• [Required task]:
Count the lines below that include the word "this" and write that number alone.
▬▬▬▬▬▬▬▬▬▬
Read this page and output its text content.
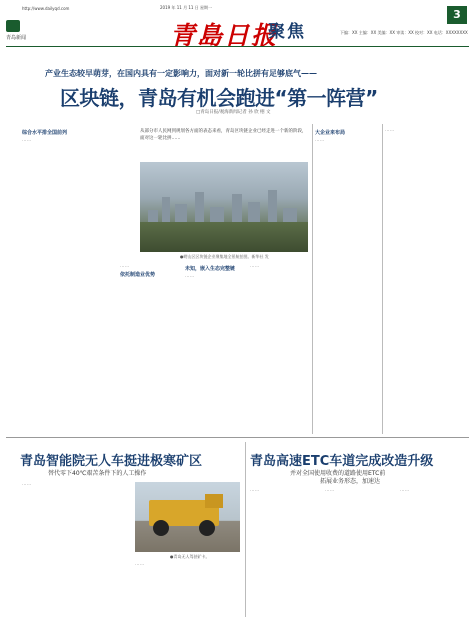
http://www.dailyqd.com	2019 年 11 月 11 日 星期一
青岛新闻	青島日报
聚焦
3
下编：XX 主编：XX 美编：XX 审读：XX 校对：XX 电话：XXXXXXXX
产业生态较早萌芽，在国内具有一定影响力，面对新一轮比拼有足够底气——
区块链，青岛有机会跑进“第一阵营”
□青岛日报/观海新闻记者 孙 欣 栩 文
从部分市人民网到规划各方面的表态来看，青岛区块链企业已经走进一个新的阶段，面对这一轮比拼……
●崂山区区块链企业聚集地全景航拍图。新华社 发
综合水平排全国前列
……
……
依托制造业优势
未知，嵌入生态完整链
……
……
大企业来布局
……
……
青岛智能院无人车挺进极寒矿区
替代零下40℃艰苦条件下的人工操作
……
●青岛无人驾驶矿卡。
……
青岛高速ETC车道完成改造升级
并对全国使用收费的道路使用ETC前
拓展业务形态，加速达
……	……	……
▬▬▬▬▬▬▬▬▬▬
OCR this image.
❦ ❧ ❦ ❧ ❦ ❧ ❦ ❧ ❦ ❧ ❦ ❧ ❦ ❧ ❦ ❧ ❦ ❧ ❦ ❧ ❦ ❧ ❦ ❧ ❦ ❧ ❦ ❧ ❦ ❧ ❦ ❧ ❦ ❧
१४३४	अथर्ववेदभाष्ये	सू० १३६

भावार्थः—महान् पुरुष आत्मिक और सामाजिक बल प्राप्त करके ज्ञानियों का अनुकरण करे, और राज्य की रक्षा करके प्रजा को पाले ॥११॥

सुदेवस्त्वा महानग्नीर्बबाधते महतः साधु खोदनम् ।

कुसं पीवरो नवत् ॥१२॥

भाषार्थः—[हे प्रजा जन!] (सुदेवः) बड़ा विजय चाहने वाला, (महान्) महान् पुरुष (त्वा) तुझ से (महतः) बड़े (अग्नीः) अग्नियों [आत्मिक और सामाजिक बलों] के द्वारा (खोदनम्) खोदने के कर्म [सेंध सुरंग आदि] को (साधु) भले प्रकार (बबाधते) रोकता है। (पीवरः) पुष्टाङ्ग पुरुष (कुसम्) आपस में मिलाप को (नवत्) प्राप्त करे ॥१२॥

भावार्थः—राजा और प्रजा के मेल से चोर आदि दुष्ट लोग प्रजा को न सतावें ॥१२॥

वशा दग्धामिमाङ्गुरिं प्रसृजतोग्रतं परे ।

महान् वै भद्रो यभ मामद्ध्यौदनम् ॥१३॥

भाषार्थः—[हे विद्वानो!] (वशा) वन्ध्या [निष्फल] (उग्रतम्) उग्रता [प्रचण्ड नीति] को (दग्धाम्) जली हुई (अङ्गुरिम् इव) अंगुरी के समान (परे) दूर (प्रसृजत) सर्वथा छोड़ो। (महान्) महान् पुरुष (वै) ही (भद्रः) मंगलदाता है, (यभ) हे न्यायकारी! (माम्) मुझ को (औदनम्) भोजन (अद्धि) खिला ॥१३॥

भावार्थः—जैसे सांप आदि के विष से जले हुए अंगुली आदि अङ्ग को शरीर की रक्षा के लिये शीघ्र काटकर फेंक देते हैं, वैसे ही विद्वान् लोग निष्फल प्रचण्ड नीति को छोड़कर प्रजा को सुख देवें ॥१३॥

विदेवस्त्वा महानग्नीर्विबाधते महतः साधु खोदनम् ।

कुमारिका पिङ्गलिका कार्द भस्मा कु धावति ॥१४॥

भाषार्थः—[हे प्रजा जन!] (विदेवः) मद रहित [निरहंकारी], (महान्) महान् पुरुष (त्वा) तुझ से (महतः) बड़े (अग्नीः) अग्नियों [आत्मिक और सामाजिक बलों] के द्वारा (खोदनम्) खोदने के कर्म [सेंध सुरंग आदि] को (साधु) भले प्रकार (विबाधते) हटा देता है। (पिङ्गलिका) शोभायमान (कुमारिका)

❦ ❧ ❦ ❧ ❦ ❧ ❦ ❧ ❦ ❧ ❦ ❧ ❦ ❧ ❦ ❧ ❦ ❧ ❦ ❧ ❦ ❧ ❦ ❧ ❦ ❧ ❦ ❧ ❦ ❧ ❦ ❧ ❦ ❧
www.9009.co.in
▬▬▬▬▬▬▬▬▬▬
• [Solution to the problem]:
2